Stated task
From the entries below, please gather each line containing the string "provided".

(Data listing)
>> BEGIN

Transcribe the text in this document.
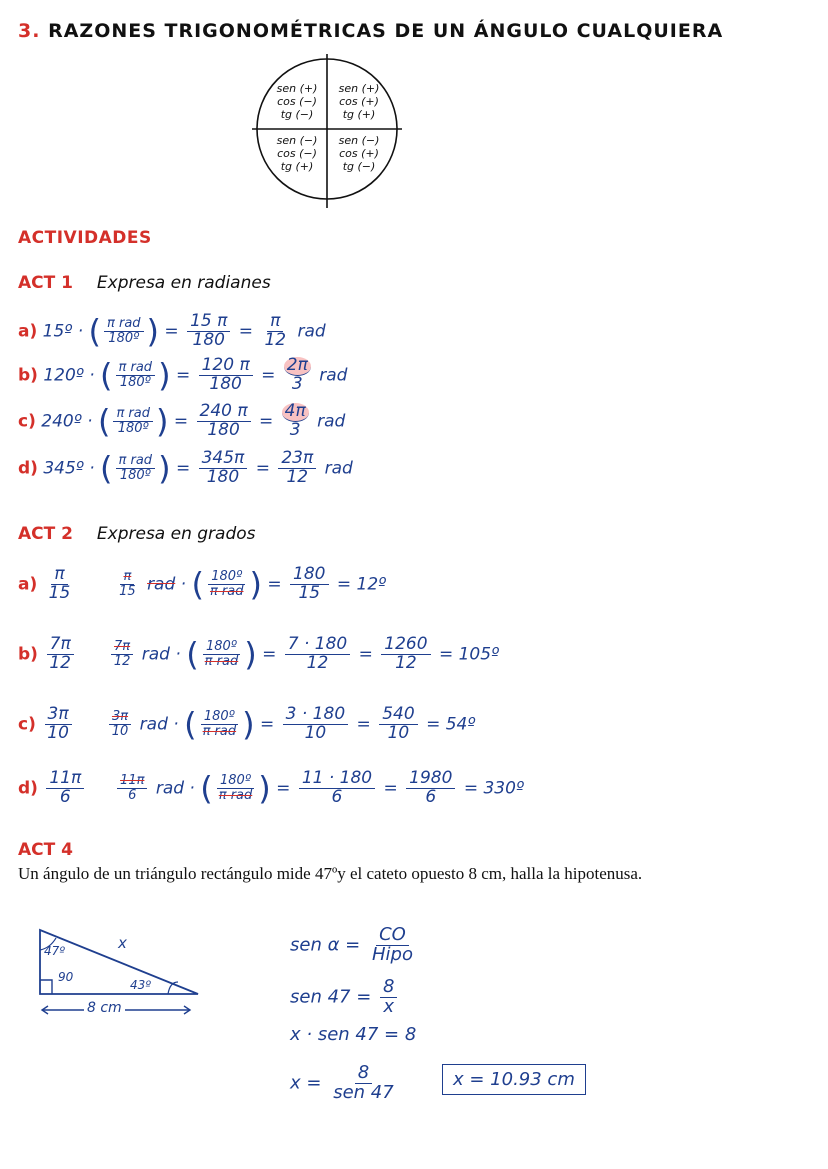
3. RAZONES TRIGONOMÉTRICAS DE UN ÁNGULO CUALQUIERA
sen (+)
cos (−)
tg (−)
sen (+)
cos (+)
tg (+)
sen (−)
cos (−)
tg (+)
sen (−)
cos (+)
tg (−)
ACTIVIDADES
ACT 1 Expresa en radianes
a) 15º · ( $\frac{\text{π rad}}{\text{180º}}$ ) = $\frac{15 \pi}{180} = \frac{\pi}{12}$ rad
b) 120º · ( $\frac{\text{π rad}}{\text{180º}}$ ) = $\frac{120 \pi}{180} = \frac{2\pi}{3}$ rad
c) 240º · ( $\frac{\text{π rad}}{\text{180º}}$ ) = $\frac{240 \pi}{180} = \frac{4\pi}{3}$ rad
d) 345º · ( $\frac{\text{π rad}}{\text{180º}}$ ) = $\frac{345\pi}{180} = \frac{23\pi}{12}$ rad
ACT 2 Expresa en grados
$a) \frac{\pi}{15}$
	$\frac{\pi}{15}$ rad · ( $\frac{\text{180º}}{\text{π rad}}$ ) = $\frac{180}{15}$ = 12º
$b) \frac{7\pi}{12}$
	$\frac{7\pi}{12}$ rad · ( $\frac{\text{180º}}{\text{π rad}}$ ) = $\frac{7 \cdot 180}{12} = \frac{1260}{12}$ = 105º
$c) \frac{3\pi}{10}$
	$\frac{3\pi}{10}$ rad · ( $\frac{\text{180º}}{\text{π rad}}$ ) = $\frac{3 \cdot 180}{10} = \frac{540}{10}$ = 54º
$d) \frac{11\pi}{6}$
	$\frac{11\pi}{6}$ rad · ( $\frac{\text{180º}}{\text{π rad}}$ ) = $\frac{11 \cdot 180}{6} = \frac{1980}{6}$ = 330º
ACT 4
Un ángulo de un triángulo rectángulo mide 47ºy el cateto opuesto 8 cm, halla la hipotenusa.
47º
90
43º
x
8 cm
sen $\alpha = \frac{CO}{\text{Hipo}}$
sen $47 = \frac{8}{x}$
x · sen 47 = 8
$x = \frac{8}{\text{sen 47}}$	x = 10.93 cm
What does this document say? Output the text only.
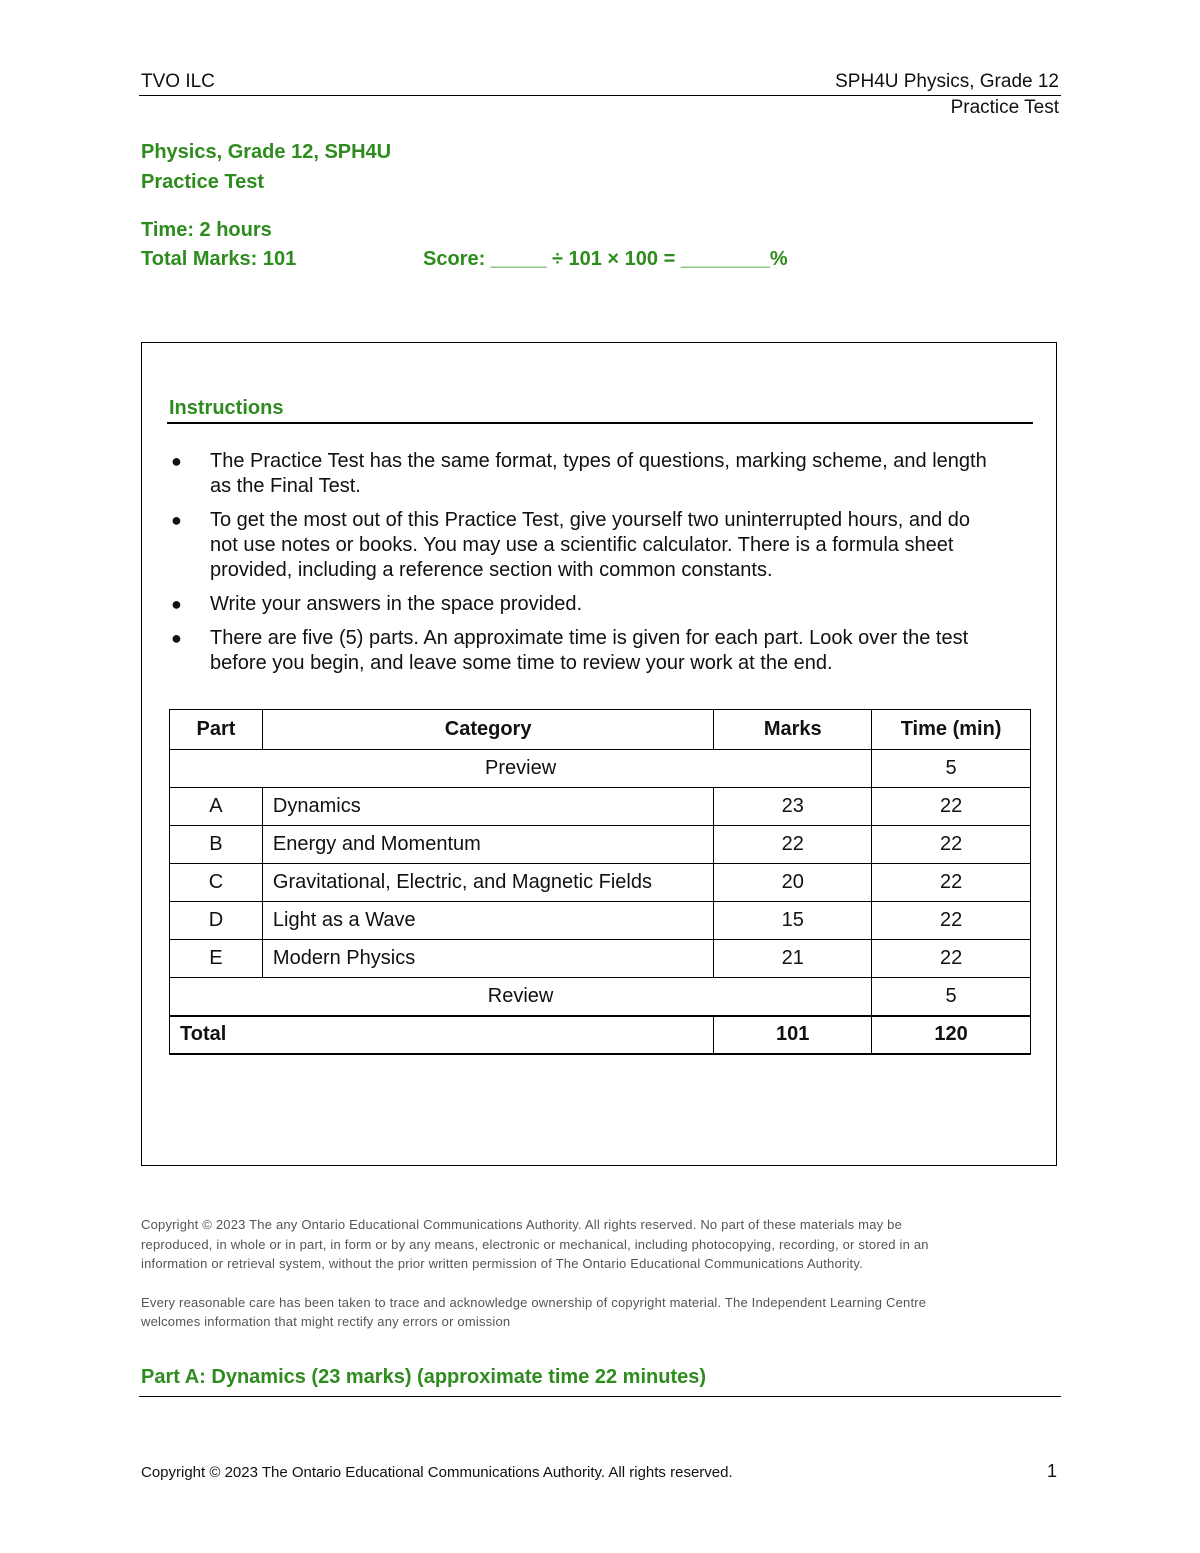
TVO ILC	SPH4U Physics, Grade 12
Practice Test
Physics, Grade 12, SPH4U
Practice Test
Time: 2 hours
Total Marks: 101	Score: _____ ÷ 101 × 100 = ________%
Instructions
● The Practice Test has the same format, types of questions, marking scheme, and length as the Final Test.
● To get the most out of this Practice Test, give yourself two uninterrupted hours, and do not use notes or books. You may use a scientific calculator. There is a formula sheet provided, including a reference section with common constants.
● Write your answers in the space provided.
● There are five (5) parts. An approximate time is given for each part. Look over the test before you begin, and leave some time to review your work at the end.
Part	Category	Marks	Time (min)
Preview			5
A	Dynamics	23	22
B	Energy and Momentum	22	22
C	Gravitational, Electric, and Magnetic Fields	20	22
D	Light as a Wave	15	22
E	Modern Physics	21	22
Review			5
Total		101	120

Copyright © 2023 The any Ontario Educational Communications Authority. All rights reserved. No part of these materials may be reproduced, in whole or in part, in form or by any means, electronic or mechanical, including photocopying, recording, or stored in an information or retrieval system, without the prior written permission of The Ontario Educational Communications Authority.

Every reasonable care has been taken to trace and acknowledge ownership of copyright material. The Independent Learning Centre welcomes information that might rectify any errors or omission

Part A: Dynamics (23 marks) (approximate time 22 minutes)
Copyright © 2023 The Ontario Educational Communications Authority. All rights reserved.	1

>> END

Answer to the exercise
● To get the most out of this Practice Test, give yourself two uninterrupted hours, and do not use notes or books. You may use a scientific calculator. There is a formula sheet provided, including a reference section with common constants.
● Write your answers in the space provided.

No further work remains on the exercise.